Фрагмент документа »
Екатерина Купровская: «Денисов верил в Бога так, как верят математики»

Екатерина Купровская: «Денисов верил в Бога так, как верят математики»

— Денисов был идеологом авангарда, основателем АСМ-2. Но сегодня даже асмовцы относятся к новой музыке иначе. Виктор Екимовский, например, в прошлом году написал Девятую симфонию «Эпитафия авангарду». Многие ровесники Денисова совершили поворот к новой простоте. Как вы думаете, если бы Эдисон Васильевич прожил дольше, у него произошел бы подобный стилевой поворот?
 
— Нет, я так не думаю, потому что Денисов попробовал этот стилевой поворот еще в 1980 году. В то время Сильвестров написал «Тихие песни». В августе 1980 года по их следам Денисов пишет свои «тихие песни» — вокальный цикл на стихи Пушкина «Твой облик милый». Это почти что тональная музыка. У него, конечно, бывали вкрап­ления тональных аккордов — ре мажора, соль мажора, которые в его музыке выполняют функцию символов. Но этот цикл — целиком тональный. Друзья и коллеги даже критиковали его за поворот к такого рода упрощенности. Однако Эдисон попробовал, понял, что это «не его», — и отошел от этого. Думаю, он сегодня, скорее, пришел бы к электронной композиции. Всю жизнь он считал ее мертвой музыкой, но одно из последних сочинений, которое он не успел завершить, — электронное. В начале ноября 1996 года он работал в электронной студии Кёльна над сочинением по текстам Пауля Клее.
 
— А в IRCAM он не сталкивался с электроникой?
 
— В IRCAM он написал одно произведение — «На пелене застывшего пруда» для пленки и девяти музыкантов. Самым трудным в этой работе, по его словам, была электронная партитура. Тогда он и сказал, что электроника — мертвый материал, который нужно попытаться связать с живым.
 
— Юрий Воронцов в статье о Денисове говорит про резкий поворот в его стилистике, произошедший чуть ли не за одну ночь. Так действительно случилось?
 
— Я спрашивала у Воронцова, в какой же момент это произошло, но он не смог вспомнить точно. Судя по эволюции денисовского стиля, это случилось на стыке 1960 и 1961 годов. Он закончил аспирантуру в 1959 году и вплоть до конца обучения сочинял в стилистике Шостаковича, Прокофьева, Стравинского. В 1961 году появляются додекафонные Вариации для фортепиано и Музыка для духовых и литавр. Этот год стал переломным.
 
— На ваш взгляд, каков рельеф пути Дени­сова? У него был период высшего расцвета?
 
— Он неуклонно двигался вверх. Начиная с середины 1970-х годов можно говорить о некой кристаллизации стиля. Некоторые собратья по перу даже упрекали его в стилистическом застое, но сам Денисов осознавал это и не считал недостатком. Обычно он парировал: «У Моцарта тоже все одинаково». Лично мне кажется, что это говорит о стабильности личности. Есть аутентичные личности, у которых нет никакого расхождения между внутренним и внешним. Денисов считал, что вершиной его творчества является опера «Пена дней». А я лично думаю, что Первая симфония для большого оркестра, написанная в 1987 году, является если не главной вершиной, то одной из них. Это инструментальная музыка, которая длится почти час, и в таком огромном полотне Денисов прекрасно режиссирует драматургию. Написать оперу на час с хорошей драматургией — это одно, а добиться того же средствами чисто инструментальной музыки — совсем другое. Кроме того, в 1991–1992 годах он написал монументальную ораторию на русском языке под названием «История жизни и смерти Господа нашего Иисуса Христа» для тенора, баса, хора и оркестра. Это тоже одна из вершин, которая ни в чем не уступает его опере, а может быть, даже превосходит ее.

Предоставленные материалы »

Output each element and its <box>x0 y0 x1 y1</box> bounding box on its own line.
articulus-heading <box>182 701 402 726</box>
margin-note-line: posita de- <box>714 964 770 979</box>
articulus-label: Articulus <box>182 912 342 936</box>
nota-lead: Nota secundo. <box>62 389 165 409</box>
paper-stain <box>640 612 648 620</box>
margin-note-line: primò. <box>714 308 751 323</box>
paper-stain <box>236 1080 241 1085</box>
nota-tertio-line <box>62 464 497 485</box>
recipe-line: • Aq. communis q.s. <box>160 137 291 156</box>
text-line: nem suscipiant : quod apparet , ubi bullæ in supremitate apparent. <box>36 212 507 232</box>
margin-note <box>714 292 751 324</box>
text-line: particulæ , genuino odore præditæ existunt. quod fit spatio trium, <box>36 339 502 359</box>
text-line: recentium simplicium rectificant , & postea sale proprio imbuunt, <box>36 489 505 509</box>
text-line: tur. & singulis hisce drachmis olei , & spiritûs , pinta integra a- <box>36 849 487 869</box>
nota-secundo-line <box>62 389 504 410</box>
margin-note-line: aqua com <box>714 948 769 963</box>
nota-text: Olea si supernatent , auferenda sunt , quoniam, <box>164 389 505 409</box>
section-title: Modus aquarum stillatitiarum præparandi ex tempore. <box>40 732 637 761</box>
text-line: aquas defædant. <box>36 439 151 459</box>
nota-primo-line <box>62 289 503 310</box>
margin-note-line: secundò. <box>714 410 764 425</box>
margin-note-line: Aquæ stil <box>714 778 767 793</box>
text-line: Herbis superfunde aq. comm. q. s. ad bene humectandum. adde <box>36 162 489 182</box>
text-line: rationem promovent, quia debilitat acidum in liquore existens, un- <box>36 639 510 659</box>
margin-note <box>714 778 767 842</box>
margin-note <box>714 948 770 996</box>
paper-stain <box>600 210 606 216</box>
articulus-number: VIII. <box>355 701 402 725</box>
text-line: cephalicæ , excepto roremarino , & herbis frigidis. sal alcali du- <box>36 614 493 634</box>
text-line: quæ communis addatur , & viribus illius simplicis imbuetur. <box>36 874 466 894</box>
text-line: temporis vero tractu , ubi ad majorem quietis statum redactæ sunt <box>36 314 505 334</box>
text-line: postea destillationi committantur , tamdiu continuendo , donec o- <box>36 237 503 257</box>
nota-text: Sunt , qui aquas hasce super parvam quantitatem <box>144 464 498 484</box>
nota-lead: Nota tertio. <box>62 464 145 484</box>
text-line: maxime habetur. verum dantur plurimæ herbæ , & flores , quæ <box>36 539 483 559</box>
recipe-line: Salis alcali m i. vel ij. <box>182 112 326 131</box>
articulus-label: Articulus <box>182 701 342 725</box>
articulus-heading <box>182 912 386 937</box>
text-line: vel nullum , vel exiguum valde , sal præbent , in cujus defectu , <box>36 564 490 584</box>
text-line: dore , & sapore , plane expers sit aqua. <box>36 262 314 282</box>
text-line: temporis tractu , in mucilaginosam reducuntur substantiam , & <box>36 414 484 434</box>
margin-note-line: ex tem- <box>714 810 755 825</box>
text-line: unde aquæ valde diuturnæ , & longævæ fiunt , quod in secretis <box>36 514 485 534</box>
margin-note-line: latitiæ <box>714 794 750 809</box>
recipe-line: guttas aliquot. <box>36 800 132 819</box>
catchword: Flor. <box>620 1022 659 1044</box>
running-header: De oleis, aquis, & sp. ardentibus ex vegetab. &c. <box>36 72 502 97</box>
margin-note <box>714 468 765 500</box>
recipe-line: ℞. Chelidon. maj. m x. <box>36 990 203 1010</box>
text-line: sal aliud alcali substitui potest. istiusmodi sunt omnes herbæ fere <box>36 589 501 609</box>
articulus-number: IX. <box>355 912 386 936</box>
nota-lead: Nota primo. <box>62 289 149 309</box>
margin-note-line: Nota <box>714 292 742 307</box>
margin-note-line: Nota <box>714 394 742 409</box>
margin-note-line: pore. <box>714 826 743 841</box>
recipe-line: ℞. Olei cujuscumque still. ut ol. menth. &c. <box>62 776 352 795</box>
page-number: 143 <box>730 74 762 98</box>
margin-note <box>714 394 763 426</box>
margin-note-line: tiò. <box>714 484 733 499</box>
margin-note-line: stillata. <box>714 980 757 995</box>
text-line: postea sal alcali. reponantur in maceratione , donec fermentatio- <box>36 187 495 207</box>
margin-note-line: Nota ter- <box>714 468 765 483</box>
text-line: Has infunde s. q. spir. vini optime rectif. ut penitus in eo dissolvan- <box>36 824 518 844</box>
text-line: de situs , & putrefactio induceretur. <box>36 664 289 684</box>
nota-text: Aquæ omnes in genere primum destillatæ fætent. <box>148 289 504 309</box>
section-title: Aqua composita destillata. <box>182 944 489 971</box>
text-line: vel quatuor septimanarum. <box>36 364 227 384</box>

Условие задания » Продолжите интервью Екатерины Купровской об Эдисоне Денисове, начав сразу после его последней фразы. Эти строки для работы не понадобятся.

Результат »
— Денисов пришел к вере?

— Я думаю, он верил всегда. Хоть он и отмахивался, отшучивался или даже злился, когда ему задавали вопрос о вере. Для него это было нечто очень личное, глубокое. Вся его музыка говорит о том, что он был глубоко верующим человеком.

— Но воцерковленным не был?

— Нет. Его вера не была православной или католической. Он верил в Бога в том ключе, в котором его понимают математики: любил говорить, что «музыка и математика соприкасаются там, где Бог, — в своих высших сферах». То есть там, куда нам доступа нет. Эта та универсальность, которую понимали франкмасоны, проповедовавшие конфессио­нальную свободу.

— Какие у него в конце жизни были взгляды на композиторский процесс? Считал ли он, что все приходит к упадку?

— Вовсе нет. Никогда не слышала, чтобы он так говорил. Иначе для него бы не было смысла жизни. Знаю, что, когда Денисов ездил в Америку, он пришел в ужас от уровня студентов-композиторов. Со смехом рассказывал, что студент, который говорит на каком-то языке кроме английского, там считается полиглотом. Часто ругался, когда встречался со студентами в Англии, Бельгии, Германии. Слабость их подготовки его удручала.

— Какие отношения были внутри «хренниковской семерки»? Они друг друга поддерживали или каждый был сам за себя?

— В 1970-е годы они были очень сплочены, но в 1980-е уже разошлись. Каждый из этих композиторов обладал своим характером, потребность в социализации у каждого была разной. Губайдулина — отшельник по натуре, она никогда не преподавала, жила и творила немного обособленно. Шнитке преподавал два-три года и тоже отошел от этого. А вот Денисов испытывал потребность в преподавании. Когда Шнитке увлекся полистилистикой, Денисов его обвинял в упрощении музыкального языка, говорил, что он работает в угоду публике. Именно в этот момент, насколько я знаю, появилось охлаждение в их отношениях. Хотя и у Денисова есть полистилистические опусы — и даже его опера «Пена дней» полистилистична.

Эдисон Денисов и Пьер Булез. Москва, февраль 1990 года

 

— Как завязались его контакты с Францией и почему именно с ней?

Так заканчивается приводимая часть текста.